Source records
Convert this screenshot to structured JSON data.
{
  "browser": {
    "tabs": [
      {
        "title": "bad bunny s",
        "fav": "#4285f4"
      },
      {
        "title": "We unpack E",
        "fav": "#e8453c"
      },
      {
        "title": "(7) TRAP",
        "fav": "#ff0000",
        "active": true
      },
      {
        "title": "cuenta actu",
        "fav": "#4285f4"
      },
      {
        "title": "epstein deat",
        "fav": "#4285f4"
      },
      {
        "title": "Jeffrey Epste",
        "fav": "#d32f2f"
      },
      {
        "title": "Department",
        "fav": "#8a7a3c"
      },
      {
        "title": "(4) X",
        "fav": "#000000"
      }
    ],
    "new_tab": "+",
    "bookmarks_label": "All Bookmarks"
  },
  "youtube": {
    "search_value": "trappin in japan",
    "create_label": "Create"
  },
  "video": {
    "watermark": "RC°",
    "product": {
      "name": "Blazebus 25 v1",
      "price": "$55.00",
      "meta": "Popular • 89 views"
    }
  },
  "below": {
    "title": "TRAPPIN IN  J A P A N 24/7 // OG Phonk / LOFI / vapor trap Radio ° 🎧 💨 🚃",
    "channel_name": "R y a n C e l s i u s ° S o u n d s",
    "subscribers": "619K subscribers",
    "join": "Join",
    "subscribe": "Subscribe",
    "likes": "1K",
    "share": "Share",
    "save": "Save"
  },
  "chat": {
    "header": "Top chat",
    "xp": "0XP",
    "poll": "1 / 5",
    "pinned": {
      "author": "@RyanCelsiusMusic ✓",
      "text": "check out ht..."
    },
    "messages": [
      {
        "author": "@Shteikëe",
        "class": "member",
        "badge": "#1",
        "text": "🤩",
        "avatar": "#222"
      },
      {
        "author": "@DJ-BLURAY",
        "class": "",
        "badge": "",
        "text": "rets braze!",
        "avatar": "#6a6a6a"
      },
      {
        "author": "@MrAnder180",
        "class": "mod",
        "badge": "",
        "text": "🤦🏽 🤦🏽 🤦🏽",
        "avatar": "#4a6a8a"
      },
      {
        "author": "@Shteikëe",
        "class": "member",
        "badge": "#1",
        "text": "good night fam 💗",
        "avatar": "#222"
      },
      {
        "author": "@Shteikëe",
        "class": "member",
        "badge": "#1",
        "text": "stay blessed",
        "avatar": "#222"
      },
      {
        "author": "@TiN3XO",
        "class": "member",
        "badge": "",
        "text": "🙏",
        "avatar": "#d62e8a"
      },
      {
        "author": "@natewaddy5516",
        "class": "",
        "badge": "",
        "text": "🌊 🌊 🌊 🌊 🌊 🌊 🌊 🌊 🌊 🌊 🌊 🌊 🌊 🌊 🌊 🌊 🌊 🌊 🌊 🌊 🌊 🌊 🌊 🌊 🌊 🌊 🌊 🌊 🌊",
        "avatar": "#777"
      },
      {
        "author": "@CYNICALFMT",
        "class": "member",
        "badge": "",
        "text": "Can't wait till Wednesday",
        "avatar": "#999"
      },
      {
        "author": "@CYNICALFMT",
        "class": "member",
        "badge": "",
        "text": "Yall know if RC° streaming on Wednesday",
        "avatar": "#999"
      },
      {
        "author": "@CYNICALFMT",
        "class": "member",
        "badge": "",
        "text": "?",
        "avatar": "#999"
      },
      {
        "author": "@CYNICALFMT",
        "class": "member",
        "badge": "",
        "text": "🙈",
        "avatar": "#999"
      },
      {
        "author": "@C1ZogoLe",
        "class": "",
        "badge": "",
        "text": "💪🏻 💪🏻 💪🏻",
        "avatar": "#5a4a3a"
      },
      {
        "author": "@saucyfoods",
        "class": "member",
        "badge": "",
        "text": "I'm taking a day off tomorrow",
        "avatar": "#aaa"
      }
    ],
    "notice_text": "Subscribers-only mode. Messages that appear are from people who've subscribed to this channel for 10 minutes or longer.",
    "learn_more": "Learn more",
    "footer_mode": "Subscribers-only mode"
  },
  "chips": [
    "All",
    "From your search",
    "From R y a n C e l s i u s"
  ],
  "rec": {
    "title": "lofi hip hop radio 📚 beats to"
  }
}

WHAT YOU NEED TO DO: Every line above should be retyped exactly as given.

EXERCISE SOLUTION:
Convert this screenshot to structured JSON data.
{
  "browser": {
    "tabs": [
      {
        "title": "bad bunny s",
        "fav": "#4285f4"
      },
      {
        "title": "We unpack E",
        "fav": "#e8453c"
      },
      {
        "title": "(7) TRAP",
        "fav": "#ff0000",
        "active": true
      },
      {
        "title": "cuenta actu",
        "fav": "#4285f4"
      },
      {
        "title": "epstein deat",
        "fav": "#4285f4"
      },
      {
        "title": "Jeffrey Epste",
        "fav": "#d32f2f"
      },
      {
        "title": "Department",
        "fav": "#8a7a3c"
      },
      {
        "title": "(4) X",
        "fav": "#000000"
      }
    ],
    "new_tab": "+",
    "bookmarks_label": "All Bookmarks"
  },
  "youtube": {
    "search_value": "trappin in japan",
    "create_label": "Create"
  },
  "video": {
    "watermark": "RC°",
    "product": {
      "name": "Blazebus 25 v1",
      "price": "$55.00",
      "meta": "Popular • 89 views"
    }
  },
  "below": {
    "title": "TRAPPIN IN  J A P A N 24/7 // OG Phonk / LOFI / vapor trap Radio ° 🎧 💨 🚃",
    "channel_name": "R y a n C e l s i u s ° S o u n d s",
    "subscribers": "619K subscribers",
    "join": "Join",
    "subscribe": "Subscribe",
    "likes": "1K",
    "share": "Share",
    "save": "Save"
  },
  "chat": {
    "header": "Top chat",
    "xp": "0XP",
    "poll": "1 / 5",
    "pinned": {
      "author": "@RyanCelsiusMusic ✓",
      "text": "check out ht..."
    },
    "messages": [
      {
        "author": "@Shteikëe",
        "class": "member",
        "badge": "#1",
        "text": "🤩",
        "avatar": "#222"
      },
      {
        "author": "@DJ-BLURAY",
        "class": "",
        "badge": "",
        "text": "rets braze!",
        "avatar": "#6a6a6a"
      },
      {
        "author": "@MrAnder180",
        "class": "mod",
        "badge": "",
        "text": "🤦🏽 🤦🏽 🤦🏽",
        "avatar": "#4a6a8a"
      },
      {
        "author": "@Shteikëe",
        "class": "member",
        "badge": "#1",
        "text": "good night fam 💗",
        "avatar": "#222"
      },
      {
        "author": "@Shteikëe",
        "class": "member",
        "badge": "#1",
        "text": "stay blessed",
        "avatar": "#222"
      },
      {
        "author": "@TiN3XO",
        "class": "member",
        "badge": "",
        "text": "🙏",
        "avatar": "#d62e8a"
      },
      {
        "author": "@natewaddy5516",
        "class": "",
        "badge": "",
        "text": "🌊 🌊 🌊 🌊 🌊 🌊 🌊 🌊 🌊 🌊 🌊 🌊 🌊 🌊 🌊 🌊 🌊 🌊 🌊 🌊 🌊 🌊 🌊 🌊 🌊 🌊 🌊 🌊 🌊",
        "avatar": "#777"
      },
      {
        "author": "@CYNICALFMT",
        "class": "member",
        "badge": "",
        "text": "Can't wait till Wednesday",
        "avatar": "#999"
      },
      {
        "author": "@CYNICALFMT",
        "class": "member",
        "badge": "",
        "text": "Yall know if RC° streaming on Wednesday",
        "avatar": "#999"
      },
      {
        "author": "@CYNICALFMT",
        "class": "member",
        "badge": "",
        "text": "?",
        "avatar": "#999"
      },
      {
        "author": "@CYNICALFMT",
        "class": "member",
        "badge": "",
        "text": "🙈",
        "avatar": "#999"
      },
      {
        "author": "@C1ZogoLe",
        "class": "",
        "badge": "",
        "text": "💪🏻 💪🏻 💪🏻",
        "avatar": "#5a4a3a"
      },
      {
        "author": "@saucyfoods",
        "class": "member",
        "badge": "",
        "text": "I'm taking a day off tomorrow",
        "avatar": "#aaa"
      }
    ],
    "notice_text": "Subscribers-only mode. Messages that appear are from people who've subscribed to this channel for 10 minutes or longer.",
    "learn_more": "Learn more",
    "footer_mode": "Subscribers-only mode"
  },
  "chips": [
    "All",
    "From your search",
    "From R y a n C e l s i u s"
  ],
  "rec": {
    "title": "lofi hip hop radio 📚 beats to"
  }
}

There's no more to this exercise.